Les femmes de la CIA ont joué un rôle clé dans la traque et la capture du chef d'Al-Qaida. Des James Bond en talons aiguilles dont on sait très peu de choses. Parmi elles, une jeune rousse flamboyante dont Hollywood vient de narrer les exploits. Attention, ça fait mal.
On ne sait pas comment elle s'appelle. Maya ? Frederica ? Ou bien encore Jennifer ? Vivian ? Son identité véritable est classifiée, c'est-à-dire couverte par le secret- défense américain. «Top secret» !
On pourrait certes l'appeler Jessica, comme Jessica Chastain, la jeune et rousse actrice américaine qui incarne ce personnage dans Zero Dark Thirty. Zero Dark Thirty ? En jargon militaire américain, cela signifie minuit et demi. C'est l'heure à laquelle Ben Laden a été tué, le 2 mai 2011.
Sorti en décembre aux Etats-Unis, le film de Kathryn Bigelow sort sur les écrans français le 23 janvier. Il raconte la traque puis la mort du chef d'Al-Qaida et attribue un rôle essentiel à une jeune femme, Maya. C'est bien évidemment un personnage de fiction, né sous la plume du scénariste Marc Boal, pour servir de colonne vertébrale au film.
Au risque de minimiser le travail de toute une équipe, «Maya», c'est le mélange de plusieurs personnes bien réelles, qui ont participé à cette gigantesque chasse à l'homme. Mais elles ont au moins deux points communs : elles travaillent pour la CIA. Et ce sont des femmes.
C'est l'une des grandes surprises des enquêtes journalistiques sur la traque d'Oussama ben Laden : le rôle important que des femmes y ont joué, du premier jour jusqu'à l'épisode final. Pas étonnant lorsque l'on sait que près de la moitié du personnel (43 %) de la CIA est désormais féminin.
Aujourd'hui, James Bond est une femme. Dans la fiction, évidemment, comme on le voit par exemple avec Carrie Mathison, l'héroïne de la série américaine «Homeland», dont la première saison vient d'être diffusée sur Canal +. Mais c'est surtout dans le monde bien réel, celui où l'on écoute les conversations téléphoniques, où l'on envoie des drones tuer les terroristes et où, parfois, on torture les prisonniers...

**LIGNES DE DONNÉES**
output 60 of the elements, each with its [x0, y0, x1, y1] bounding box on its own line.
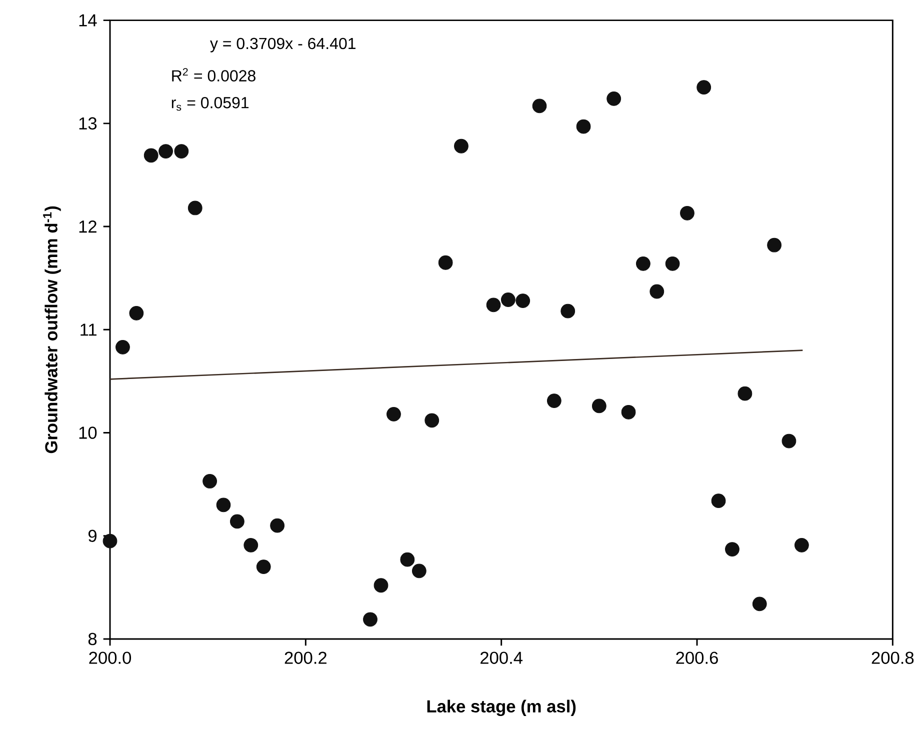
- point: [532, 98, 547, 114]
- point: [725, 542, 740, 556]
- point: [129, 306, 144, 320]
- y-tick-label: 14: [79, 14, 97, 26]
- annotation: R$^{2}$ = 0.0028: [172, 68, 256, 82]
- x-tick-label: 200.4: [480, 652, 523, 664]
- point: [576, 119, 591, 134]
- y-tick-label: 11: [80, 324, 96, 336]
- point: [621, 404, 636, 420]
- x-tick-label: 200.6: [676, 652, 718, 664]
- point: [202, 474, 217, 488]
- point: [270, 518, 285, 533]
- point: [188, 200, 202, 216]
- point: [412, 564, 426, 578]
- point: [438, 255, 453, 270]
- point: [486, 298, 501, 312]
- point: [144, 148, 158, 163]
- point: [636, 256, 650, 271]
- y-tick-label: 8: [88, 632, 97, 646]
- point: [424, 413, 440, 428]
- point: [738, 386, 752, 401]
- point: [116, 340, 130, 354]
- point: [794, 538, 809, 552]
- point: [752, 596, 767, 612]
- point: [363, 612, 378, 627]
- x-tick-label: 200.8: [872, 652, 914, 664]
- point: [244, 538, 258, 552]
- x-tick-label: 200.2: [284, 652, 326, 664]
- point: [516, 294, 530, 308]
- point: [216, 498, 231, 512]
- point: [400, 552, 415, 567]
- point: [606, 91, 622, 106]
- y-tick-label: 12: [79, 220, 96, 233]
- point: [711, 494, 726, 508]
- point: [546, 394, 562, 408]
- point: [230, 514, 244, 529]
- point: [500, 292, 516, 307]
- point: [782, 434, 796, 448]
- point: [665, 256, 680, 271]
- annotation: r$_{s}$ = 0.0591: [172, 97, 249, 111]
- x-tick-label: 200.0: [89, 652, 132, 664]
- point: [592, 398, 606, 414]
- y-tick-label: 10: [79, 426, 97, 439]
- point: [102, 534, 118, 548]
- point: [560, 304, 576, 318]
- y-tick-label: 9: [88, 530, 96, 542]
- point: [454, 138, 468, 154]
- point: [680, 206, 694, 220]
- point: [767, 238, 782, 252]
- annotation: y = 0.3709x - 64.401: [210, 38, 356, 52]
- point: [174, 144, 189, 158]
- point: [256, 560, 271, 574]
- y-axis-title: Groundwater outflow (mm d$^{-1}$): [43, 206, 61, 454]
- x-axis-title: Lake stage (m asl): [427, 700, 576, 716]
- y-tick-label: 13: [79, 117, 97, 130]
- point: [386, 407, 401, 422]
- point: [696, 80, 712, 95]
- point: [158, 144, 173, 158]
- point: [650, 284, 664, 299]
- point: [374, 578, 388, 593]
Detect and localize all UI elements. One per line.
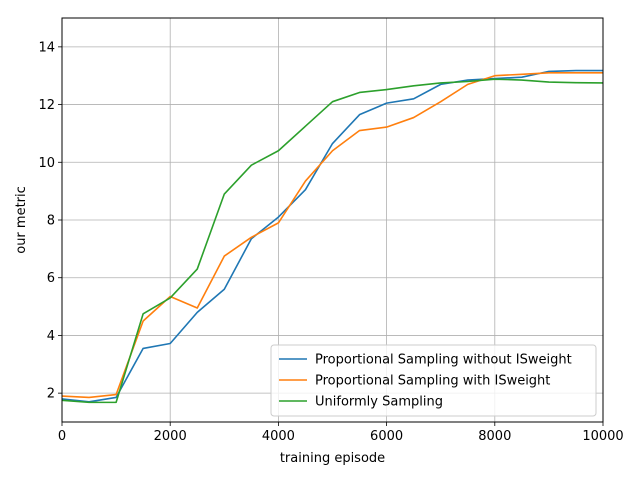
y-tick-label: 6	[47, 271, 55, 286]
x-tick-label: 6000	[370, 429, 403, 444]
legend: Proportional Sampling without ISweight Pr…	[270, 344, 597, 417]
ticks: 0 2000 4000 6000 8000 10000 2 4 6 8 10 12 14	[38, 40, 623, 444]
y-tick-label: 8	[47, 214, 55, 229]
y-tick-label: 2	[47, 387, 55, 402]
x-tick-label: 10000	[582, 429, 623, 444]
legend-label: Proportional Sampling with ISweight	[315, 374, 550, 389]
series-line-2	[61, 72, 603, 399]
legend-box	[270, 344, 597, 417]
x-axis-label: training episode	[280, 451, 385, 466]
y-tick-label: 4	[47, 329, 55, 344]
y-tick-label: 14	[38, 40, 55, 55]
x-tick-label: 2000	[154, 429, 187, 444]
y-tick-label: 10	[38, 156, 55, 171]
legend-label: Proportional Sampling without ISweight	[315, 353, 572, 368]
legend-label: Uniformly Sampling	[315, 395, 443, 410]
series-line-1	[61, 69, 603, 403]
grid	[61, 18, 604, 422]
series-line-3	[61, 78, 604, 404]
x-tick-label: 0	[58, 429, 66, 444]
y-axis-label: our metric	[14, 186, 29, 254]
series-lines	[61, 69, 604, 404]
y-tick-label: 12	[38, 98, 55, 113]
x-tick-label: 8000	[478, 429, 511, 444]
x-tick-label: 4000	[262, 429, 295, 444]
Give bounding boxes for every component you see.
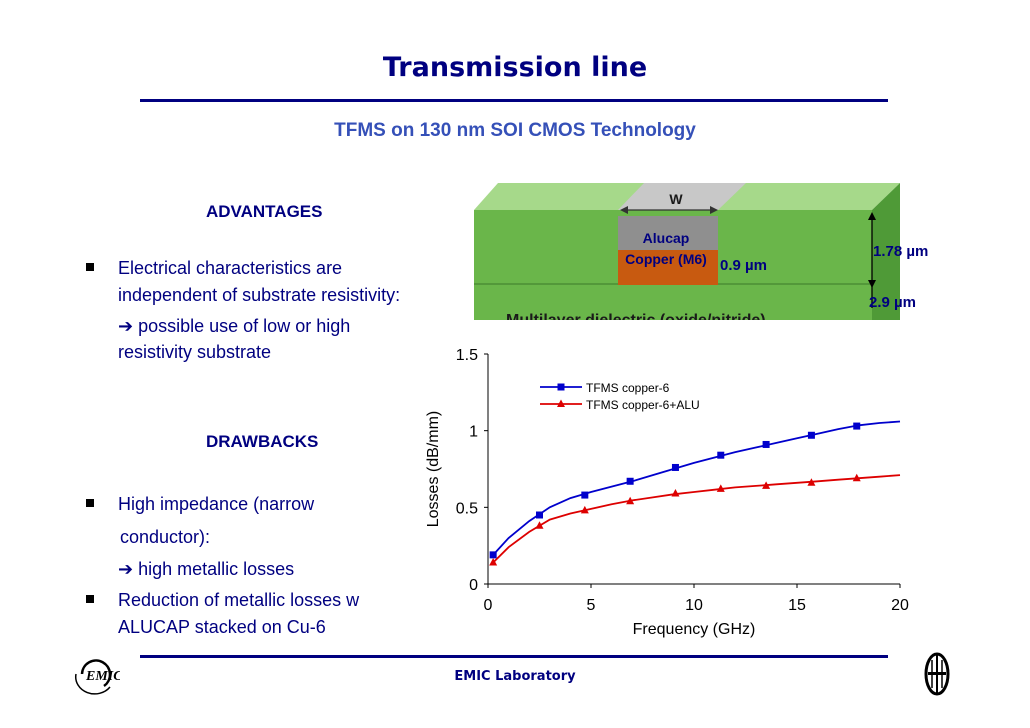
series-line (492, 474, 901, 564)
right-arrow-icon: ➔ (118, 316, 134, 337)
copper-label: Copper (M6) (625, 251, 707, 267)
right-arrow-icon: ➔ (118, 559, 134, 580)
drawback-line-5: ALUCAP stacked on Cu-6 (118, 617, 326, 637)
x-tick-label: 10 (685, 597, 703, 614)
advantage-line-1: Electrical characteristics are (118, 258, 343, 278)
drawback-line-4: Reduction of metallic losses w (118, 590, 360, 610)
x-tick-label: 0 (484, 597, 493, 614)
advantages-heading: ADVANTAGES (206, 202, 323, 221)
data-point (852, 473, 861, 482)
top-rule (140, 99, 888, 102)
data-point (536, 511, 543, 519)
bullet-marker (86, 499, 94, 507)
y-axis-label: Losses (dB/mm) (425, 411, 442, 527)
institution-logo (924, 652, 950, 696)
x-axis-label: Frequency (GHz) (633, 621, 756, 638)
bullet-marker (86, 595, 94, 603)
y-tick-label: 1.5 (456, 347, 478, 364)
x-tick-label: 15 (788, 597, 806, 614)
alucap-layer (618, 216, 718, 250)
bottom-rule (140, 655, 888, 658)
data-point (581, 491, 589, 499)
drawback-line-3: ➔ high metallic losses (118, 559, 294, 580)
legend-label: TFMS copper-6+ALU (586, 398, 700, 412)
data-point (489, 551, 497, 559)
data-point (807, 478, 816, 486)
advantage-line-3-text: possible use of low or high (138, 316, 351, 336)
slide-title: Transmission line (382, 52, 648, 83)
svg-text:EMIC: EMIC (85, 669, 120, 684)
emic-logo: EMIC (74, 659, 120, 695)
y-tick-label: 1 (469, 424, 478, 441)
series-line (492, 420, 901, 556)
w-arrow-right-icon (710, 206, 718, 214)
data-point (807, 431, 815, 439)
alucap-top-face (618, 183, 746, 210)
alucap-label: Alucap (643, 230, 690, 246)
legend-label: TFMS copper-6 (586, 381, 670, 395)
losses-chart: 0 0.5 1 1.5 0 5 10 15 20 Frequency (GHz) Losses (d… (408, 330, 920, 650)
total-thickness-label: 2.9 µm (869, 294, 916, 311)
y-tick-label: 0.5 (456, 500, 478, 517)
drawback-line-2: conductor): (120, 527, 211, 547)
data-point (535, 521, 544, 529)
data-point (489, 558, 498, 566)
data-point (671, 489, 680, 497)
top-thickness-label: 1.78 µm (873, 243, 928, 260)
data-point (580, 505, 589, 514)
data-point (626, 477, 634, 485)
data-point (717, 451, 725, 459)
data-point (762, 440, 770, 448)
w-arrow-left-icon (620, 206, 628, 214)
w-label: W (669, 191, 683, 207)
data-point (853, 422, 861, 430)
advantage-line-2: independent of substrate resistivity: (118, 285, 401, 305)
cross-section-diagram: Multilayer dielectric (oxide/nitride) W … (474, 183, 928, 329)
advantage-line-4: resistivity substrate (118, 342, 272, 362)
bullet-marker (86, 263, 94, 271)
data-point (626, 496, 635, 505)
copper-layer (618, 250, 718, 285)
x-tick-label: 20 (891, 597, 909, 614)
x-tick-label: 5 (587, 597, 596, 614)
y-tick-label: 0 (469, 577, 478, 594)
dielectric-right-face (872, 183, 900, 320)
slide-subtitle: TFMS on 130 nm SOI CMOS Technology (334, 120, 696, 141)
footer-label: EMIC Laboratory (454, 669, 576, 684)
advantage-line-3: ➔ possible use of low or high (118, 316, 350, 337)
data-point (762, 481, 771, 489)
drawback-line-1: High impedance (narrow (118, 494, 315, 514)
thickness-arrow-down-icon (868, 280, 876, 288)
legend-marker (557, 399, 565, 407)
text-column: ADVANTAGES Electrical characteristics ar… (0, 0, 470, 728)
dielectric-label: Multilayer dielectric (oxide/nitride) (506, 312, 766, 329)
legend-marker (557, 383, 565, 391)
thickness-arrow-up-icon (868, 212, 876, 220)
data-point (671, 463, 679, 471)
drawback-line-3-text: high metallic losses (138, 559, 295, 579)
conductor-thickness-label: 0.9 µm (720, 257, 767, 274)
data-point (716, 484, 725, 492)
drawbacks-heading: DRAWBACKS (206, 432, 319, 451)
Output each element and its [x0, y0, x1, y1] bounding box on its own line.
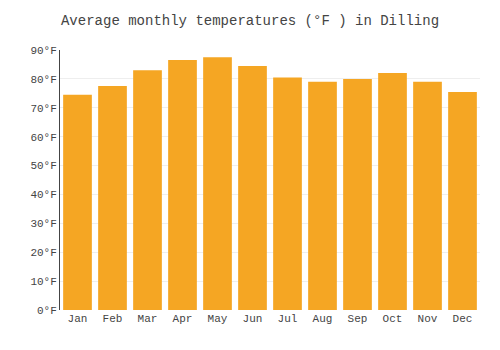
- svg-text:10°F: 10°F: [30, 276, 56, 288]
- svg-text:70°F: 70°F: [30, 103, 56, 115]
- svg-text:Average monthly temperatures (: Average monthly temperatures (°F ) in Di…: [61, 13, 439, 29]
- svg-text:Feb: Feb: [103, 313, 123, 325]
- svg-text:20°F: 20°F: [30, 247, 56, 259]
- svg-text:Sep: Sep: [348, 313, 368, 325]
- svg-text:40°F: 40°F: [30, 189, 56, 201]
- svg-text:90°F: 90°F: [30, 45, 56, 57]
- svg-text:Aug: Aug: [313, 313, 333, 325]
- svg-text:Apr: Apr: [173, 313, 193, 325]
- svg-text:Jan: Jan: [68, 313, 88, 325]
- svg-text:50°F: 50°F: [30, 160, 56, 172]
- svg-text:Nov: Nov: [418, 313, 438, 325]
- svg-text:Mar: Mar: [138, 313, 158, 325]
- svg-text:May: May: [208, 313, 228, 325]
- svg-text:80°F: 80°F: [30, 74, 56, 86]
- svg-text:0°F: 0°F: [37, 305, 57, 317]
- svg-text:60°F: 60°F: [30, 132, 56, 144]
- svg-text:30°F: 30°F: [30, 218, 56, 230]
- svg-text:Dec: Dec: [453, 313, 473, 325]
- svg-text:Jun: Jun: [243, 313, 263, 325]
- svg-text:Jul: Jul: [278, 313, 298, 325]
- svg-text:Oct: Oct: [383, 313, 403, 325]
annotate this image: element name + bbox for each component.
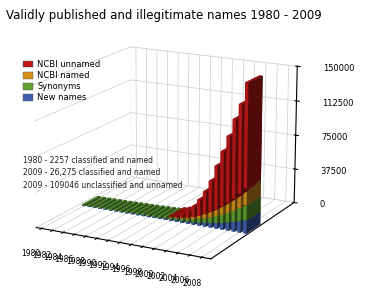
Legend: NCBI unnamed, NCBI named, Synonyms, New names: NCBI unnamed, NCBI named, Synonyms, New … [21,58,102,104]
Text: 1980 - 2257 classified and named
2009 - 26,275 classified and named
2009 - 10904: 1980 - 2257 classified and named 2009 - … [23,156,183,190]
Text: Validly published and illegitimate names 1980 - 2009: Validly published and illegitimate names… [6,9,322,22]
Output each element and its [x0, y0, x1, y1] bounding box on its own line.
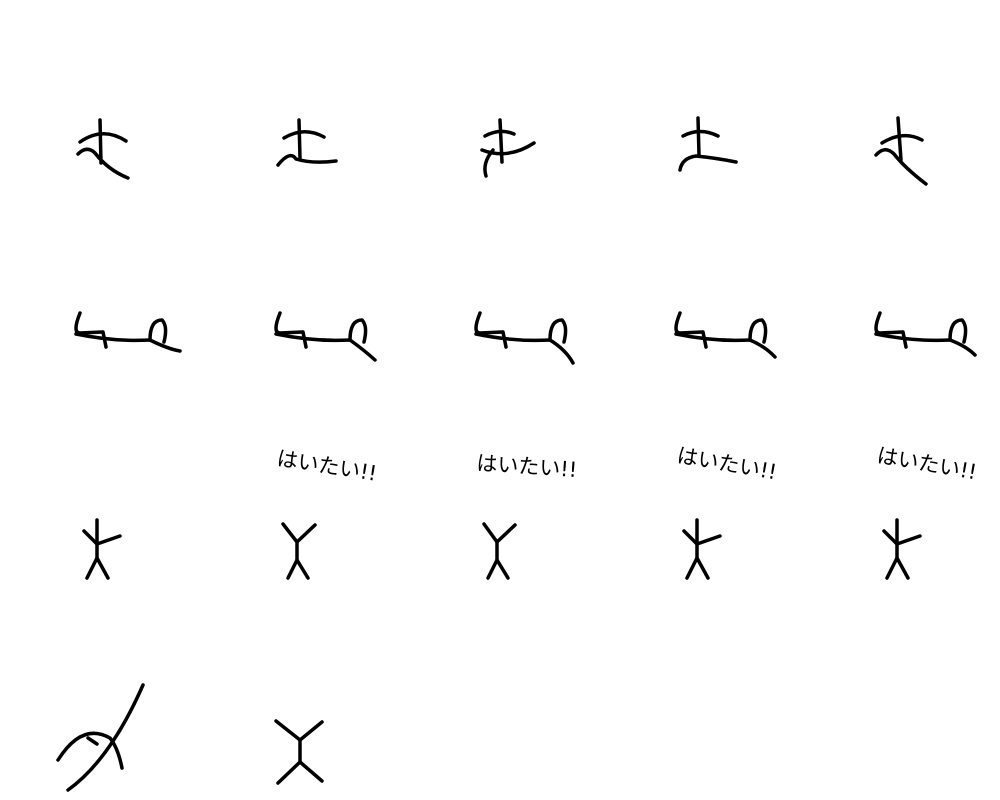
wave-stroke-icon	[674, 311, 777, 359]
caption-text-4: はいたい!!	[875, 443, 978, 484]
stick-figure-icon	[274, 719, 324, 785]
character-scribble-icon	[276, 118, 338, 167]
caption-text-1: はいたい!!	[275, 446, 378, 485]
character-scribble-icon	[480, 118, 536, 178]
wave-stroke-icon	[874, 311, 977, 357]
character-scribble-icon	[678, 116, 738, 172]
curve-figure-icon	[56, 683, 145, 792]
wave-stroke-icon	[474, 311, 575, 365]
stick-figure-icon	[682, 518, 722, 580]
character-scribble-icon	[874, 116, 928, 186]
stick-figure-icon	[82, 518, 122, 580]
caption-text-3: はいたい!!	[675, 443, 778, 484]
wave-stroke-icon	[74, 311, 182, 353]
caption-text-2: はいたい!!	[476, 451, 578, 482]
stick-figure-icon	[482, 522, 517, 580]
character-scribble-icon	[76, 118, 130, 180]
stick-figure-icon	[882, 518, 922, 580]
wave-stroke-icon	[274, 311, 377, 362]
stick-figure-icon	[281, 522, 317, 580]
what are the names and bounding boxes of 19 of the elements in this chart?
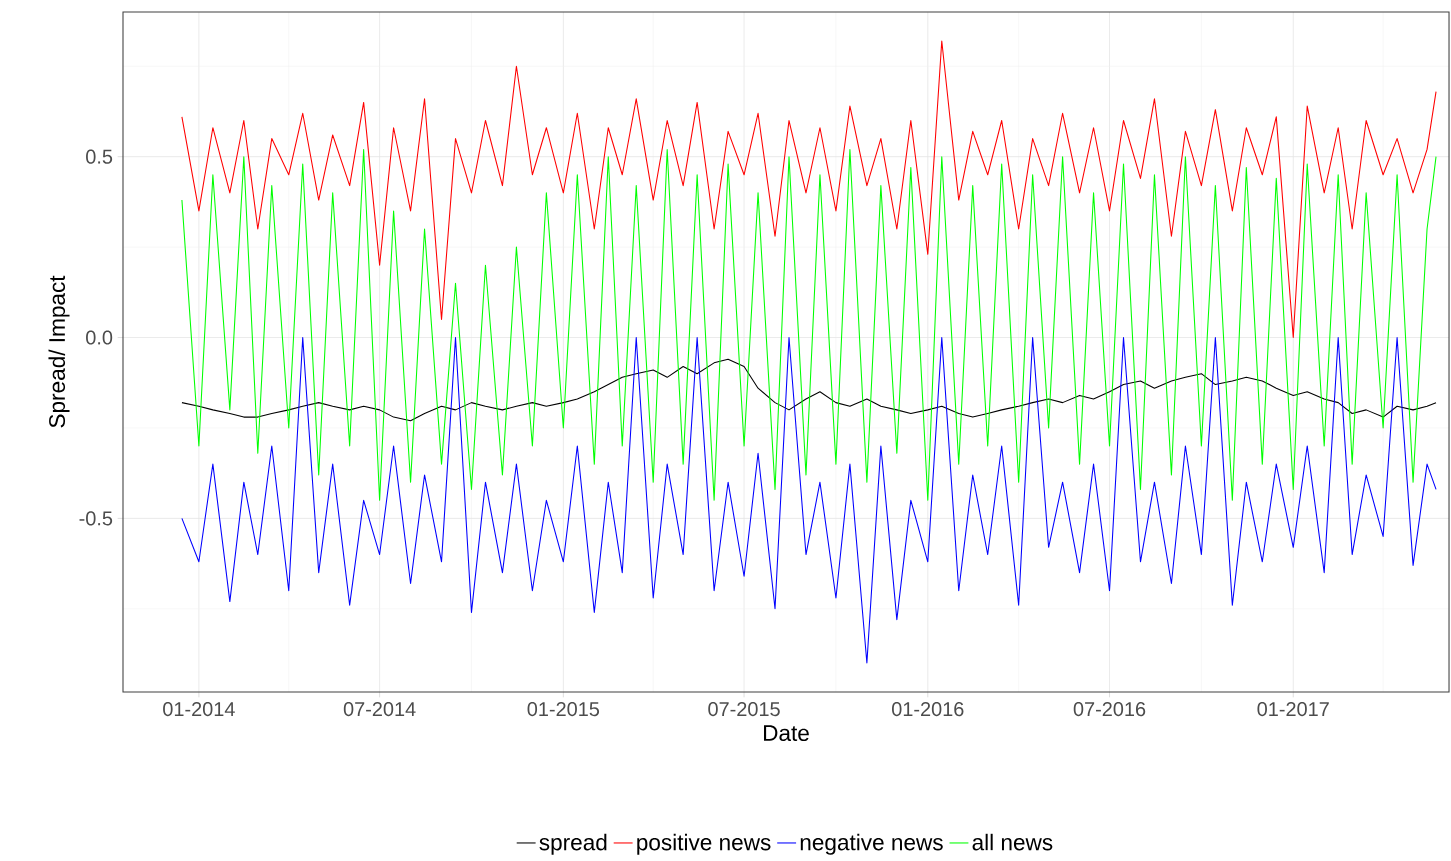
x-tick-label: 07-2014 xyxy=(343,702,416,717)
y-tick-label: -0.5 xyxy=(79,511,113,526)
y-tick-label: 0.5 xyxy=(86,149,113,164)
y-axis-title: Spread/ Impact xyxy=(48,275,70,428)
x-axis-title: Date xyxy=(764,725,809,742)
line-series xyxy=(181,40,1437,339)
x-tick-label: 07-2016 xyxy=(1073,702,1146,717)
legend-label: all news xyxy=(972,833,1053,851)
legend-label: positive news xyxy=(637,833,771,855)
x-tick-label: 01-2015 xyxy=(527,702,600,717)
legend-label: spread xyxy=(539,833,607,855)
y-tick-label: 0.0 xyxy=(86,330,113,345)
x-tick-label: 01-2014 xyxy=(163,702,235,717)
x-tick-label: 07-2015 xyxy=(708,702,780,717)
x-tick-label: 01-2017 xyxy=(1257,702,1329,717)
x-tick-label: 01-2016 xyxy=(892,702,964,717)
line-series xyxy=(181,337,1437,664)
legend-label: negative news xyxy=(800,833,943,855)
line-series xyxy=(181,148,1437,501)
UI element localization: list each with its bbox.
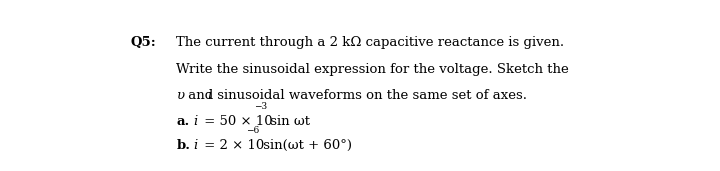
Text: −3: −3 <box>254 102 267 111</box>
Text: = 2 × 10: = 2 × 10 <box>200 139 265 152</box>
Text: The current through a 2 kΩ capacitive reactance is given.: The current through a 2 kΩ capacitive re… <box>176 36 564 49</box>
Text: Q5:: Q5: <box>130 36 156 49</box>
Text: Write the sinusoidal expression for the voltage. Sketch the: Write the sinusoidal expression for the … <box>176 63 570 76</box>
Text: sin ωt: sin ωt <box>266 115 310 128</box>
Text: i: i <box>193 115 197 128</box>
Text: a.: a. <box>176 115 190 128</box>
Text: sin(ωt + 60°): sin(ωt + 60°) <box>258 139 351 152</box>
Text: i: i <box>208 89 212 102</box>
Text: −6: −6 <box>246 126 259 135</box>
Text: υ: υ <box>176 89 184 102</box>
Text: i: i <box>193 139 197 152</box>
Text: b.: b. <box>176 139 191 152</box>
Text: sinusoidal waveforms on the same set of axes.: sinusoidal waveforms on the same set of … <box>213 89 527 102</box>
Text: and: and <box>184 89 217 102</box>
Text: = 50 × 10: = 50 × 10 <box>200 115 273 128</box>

**EXERCICES**
**A.** D'après l'article sur les femmes de la CIA, quelle part du personnel de la CIA est aujourd'hui féminine ?
**B.** Reprenez l'article sur les femmes de la CIA après sa dernière phrase et poursuivez-le.
Les enregistrements n'ont aucun lien avec le texte.

**RÉPONSES**
**A.** Près de la moitié, soit 43 %.

**B.**
«Elle» était là lorsque les forces spéciales de l'US Navy, les seals, ont rapporté dans un sac en plastique le corps d'Oussama ben Laden sur la base de Jalalabad (Afghanistan) dans la nuit du 1er au 2 mai 2011. Matt Bissonnette, l'un des commandos, l'a vu, «pâle et stressée», en «talons hauts très chic», éclater en sanglots sous le coup de l'émotion.
«Elle pleure. Je réalise qu'elle a du mal à digérer l'information. Elle a passé cinq ans à traquer cet homme. Et maintenant son cadavre est à ses pieds», raconte le militaire dans son livre No Easy Day (1) publié sous le pseudonyme de Mark Owen.
Il l'appelle «Jen» et avait fait sa connaissance lors du vol aller vers l'Afghanistan. «Une analyste de la CIA», certaine «à 100 %» que leur cible est bien Ben Laden, alors qu'aucune preuve formelle et définitive n'avait jamais été obtenue.
Toute cette histoire commence en décembre 1995. Oussama ben Laden n'est alors connu que par une poignée d'experts du contre-terrorisme. Déchu de sa nationalité saoudienne, il a trouvé refuge au Soudan, dirigé par un gouvernement islamiste. On le soupçonne d'être le commanditaire d'attentats, mais son organisation, Al-Qaida, n'a pas encore frappé pour de bon.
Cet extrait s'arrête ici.